[Task to carry out]: Only lines holding the word "sword" should be copied from the material.

[Dataset entries]:
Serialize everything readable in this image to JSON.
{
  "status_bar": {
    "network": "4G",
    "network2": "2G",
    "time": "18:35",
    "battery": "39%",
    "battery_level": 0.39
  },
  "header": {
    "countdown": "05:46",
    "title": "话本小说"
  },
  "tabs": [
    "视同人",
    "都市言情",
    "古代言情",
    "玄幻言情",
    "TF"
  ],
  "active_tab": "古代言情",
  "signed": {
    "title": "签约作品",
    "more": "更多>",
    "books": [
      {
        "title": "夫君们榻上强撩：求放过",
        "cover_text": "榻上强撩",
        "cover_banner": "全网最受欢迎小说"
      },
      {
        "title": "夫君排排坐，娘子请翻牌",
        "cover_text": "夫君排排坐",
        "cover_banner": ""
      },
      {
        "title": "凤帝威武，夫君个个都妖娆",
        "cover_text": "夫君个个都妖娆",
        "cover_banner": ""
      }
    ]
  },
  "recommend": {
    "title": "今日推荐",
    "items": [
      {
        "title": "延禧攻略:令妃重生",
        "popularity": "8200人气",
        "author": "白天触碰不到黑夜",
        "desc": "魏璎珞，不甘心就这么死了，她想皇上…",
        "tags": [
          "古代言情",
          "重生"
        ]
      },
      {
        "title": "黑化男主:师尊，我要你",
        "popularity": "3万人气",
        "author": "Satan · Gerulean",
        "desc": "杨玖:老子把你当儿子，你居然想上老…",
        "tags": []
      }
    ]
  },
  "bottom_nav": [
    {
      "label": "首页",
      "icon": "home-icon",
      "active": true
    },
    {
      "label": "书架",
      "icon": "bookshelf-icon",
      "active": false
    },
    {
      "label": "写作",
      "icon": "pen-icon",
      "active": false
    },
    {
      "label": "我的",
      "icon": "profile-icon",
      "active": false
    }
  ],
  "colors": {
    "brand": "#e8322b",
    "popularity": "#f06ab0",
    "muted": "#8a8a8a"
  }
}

==

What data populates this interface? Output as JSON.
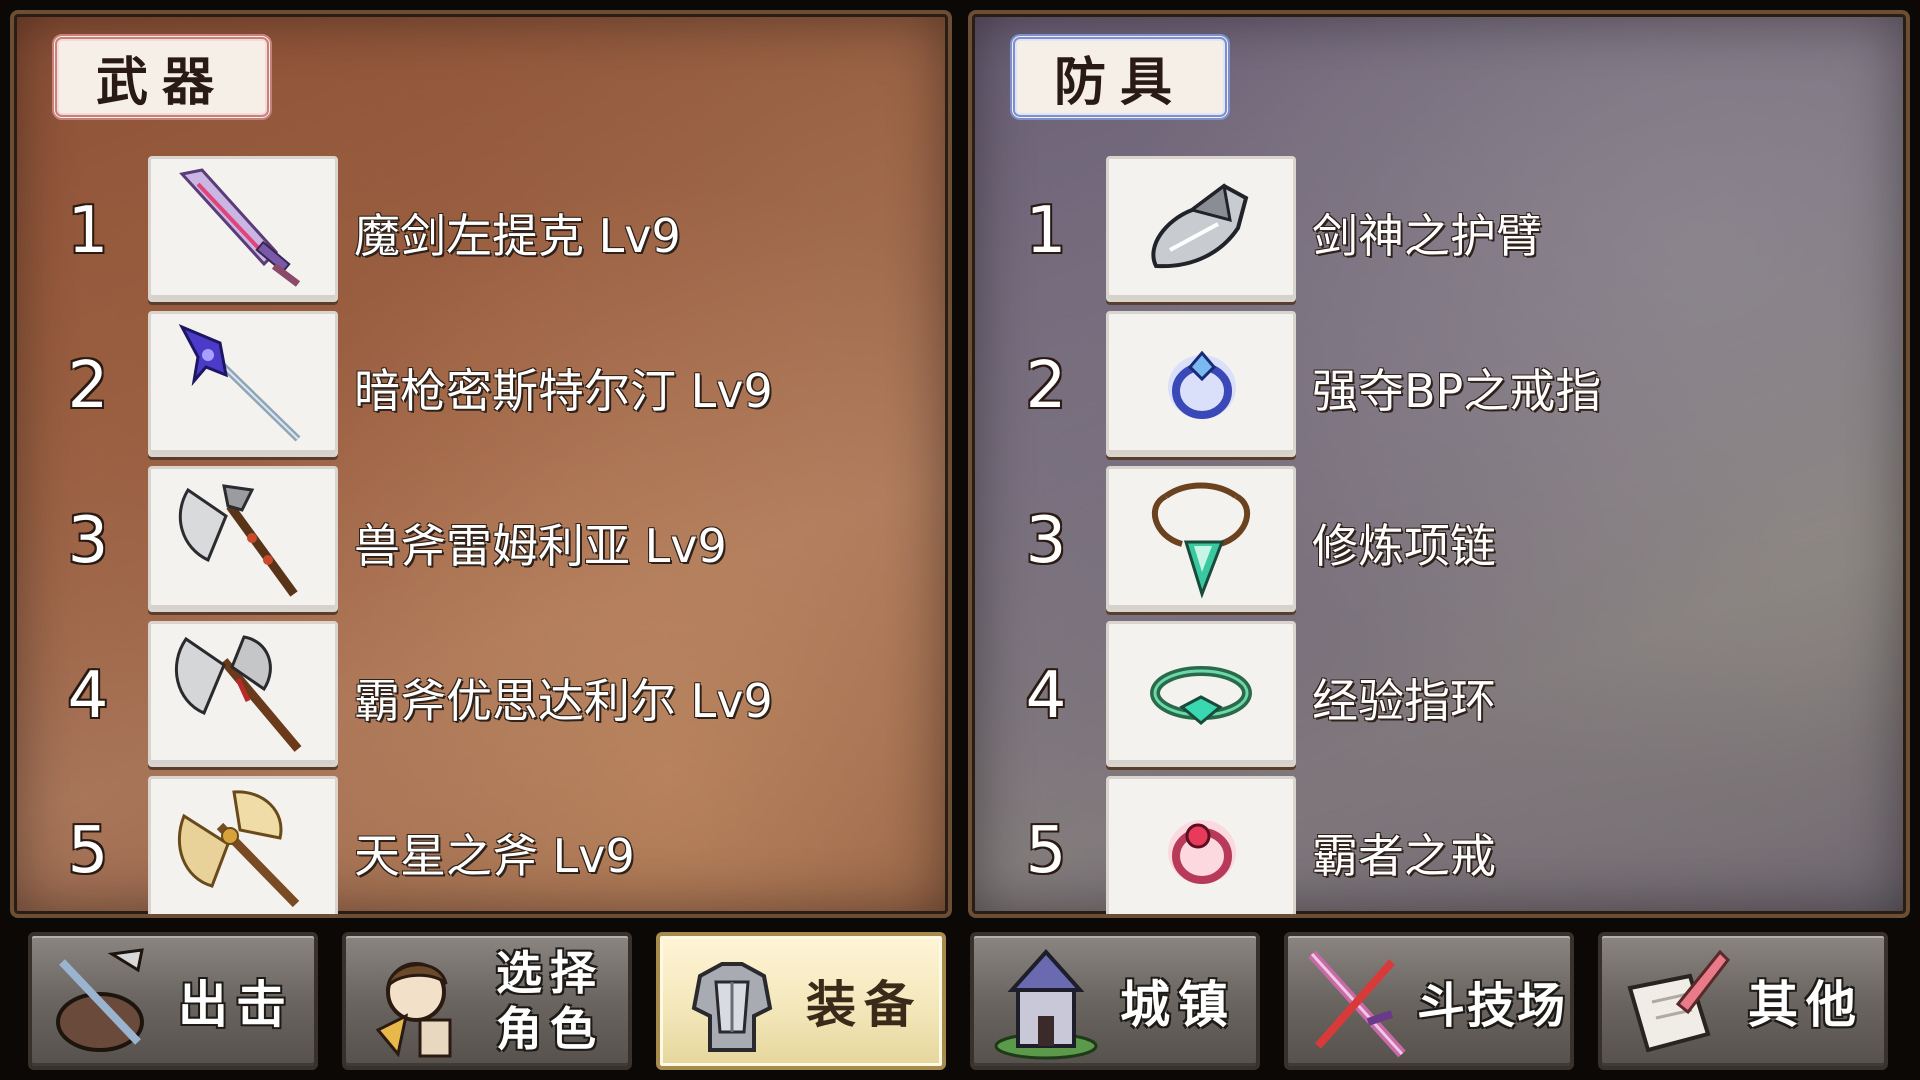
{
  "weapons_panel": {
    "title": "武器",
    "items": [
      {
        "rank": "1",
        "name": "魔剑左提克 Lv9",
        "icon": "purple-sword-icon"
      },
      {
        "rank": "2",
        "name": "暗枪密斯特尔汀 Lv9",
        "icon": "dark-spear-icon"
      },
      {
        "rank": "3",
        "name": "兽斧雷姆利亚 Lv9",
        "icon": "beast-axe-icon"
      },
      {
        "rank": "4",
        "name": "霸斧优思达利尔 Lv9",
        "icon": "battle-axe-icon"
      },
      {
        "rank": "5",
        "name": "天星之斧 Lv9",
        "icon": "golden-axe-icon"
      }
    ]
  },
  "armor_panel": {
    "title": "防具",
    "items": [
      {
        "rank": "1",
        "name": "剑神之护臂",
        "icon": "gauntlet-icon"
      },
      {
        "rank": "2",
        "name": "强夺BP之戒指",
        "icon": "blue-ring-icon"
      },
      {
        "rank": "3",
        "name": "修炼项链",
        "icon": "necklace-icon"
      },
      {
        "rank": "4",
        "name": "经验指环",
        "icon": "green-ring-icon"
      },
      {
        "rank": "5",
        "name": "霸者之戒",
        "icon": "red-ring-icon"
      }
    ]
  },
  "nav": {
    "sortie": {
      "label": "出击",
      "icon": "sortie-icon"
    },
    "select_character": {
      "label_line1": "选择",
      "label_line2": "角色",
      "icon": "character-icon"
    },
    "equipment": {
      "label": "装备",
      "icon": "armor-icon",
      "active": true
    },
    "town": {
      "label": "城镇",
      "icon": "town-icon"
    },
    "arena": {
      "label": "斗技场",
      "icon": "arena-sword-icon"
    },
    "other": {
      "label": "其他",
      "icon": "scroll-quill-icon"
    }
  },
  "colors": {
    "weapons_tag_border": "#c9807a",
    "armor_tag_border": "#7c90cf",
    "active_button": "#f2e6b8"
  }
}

[Reply to the task]:
        "icon": "purple-sword-icon"
      "icon": "arena-sword-icon"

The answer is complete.